___ Stored data ___

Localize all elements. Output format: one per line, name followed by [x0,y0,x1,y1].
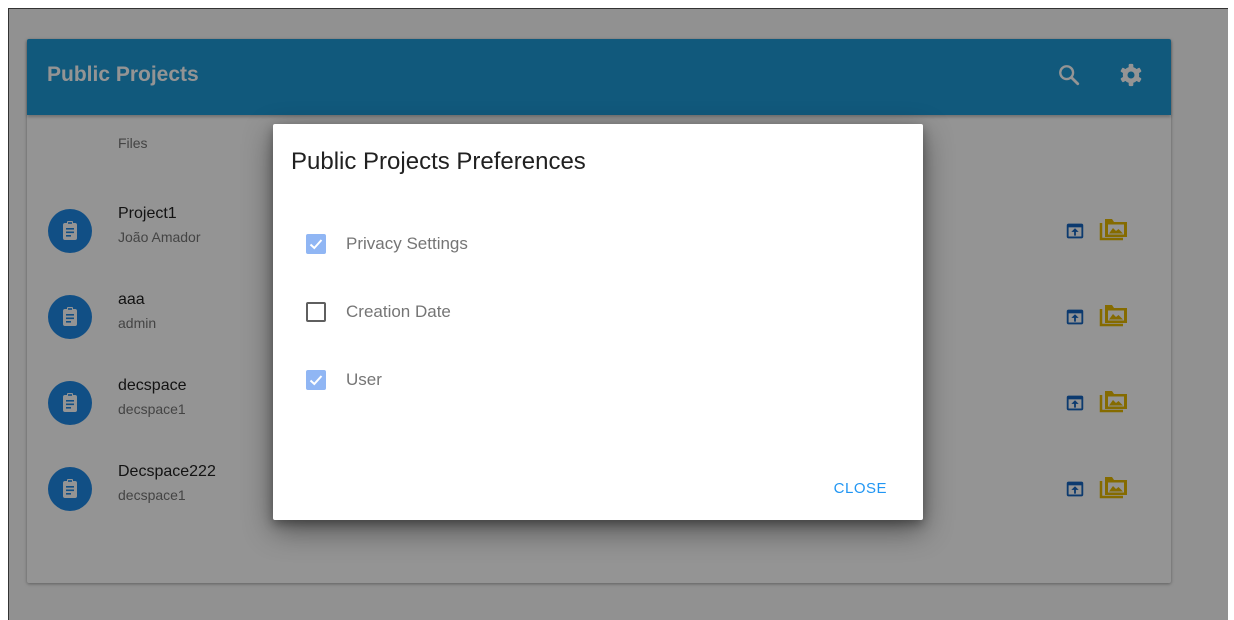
checkbox-unchecked[interactable] [306,302,326,322]
check-icon [309,375,323,386]
checkbox-checked[interactable] [306,370,326,390]
option-label: Creation Date [346,302,451,321]
option-label: Privacy Settings [346,234,468,253]
checkbox-checked[interactable] [306,234,326,254]
close-button[interactable]: CLOSE [834,480,887,497]
preferences-dialog: Public Projects Preferences Privacy Sett… [273,124,923,520]
dialog-title: Public Projects Preferences [291,148,586,175]
option-label: User [346,370,382,389]
check-icon [309,239,323,250]
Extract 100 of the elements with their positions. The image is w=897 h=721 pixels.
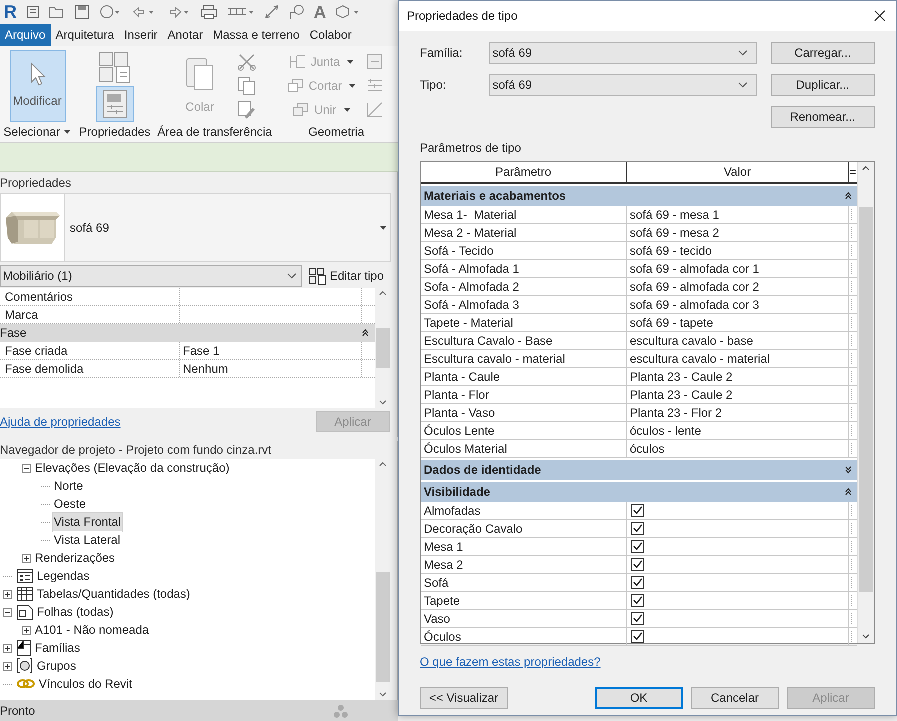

___

◆ Problem to work on: Output every line of the items above as a numbered list, skipping any blank lines and leaving out the pictures.

◆ Output for this task:
1. Localize all elements. Output format: one per line, name followed by [x0,y0,x1,y1].
2. checkbox-unchecked[interactable] [306,302,326,322]
3. check-icon [309,375,323,386]
4. checkbox-checked[interactable] [306,370,326,390]
5. option-label: Creation Date [346,302,451,321]
6. option-label: Privacy Settings [346,234,468,253]
7. checkbox-checked[interactable] [306,234,326,254]
8. close-button[interactable]: CLOSE [834,480,887,497]
9. preferences-dialog: Public Projects Preferences Privacy Sett… [273,124,923,520]
10. dialog-title: Public Projects Preferences [291,148,586,175]
11. option-label: User [346,370,382,389]
12. check-icon [309,239,323,250]
13. Extract 100 of the elements with their positions. The image is w=897 h=721 pixels.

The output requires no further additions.